begin

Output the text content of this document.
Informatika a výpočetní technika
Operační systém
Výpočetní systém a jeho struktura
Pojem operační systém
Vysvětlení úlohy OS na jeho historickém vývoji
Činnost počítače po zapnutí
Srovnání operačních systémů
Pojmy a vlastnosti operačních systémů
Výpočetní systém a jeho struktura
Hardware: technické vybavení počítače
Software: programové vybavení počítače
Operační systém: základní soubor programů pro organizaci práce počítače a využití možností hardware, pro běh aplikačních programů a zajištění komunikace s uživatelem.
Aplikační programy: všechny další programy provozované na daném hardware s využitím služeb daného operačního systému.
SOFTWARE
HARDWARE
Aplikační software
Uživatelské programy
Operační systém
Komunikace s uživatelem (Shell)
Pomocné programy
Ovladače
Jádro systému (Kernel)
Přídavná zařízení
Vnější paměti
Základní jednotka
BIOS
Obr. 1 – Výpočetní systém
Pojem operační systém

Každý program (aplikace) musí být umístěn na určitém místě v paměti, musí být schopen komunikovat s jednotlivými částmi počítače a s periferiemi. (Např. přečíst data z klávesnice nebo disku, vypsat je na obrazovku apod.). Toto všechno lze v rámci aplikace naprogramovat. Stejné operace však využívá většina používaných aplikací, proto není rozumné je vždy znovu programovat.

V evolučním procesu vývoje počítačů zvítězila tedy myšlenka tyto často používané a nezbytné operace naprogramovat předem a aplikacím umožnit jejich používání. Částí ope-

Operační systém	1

end
begin

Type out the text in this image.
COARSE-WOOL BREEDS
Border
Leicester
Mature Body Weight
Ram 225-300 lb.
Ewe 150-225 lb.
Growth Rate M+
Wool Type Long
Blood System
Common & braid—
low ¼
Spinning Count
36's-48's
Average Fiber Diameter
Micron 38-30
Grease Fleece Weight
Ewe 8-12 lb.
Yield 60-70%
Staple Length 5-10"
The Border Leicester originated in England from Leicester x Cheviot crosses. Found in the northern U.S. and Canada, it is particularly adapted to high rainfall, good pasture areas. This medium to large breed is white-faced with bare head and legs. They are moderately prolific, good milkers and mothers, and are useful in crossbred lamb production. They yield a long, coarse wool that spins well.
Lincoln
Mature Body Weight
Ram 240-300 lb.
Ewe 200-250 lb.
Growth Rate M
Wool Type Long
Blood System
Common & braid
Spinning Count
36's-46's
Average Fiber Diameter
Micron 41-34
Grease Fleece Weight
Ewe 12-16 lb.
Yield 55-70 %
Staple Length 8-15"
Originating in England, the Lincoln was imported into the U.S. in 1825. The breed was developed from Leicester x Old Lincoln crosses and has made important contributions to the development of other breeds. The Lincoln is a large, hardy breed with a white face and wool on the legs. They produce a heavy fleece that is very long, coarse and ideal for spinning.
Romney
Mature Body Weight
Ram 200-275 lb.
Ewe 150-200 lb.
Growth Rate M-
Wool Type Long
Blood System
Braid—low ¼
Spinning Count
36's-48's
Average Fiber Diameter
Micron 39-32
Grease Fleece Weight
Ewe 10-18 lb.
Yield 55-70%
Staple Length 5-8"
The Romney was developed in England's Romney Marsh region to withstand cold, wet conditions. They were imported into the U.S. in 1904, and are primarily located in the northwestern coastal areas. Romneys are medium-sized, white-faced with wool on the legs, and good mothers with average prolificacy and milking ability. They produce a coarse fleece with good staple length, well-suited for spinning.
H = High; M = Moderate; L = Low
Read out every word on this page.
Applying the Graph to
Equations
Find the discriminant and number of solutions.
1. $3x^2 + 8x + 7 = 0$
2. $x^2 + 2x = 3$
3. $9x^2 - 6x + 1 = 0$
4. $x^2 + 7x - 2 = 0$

end

■ YOUR TASK:
Find the lines holding "Micron" and list every one.

■ ANSWER TO THE EXERCISE:
Micron 38-30
Micron 41-34
Micron 39-32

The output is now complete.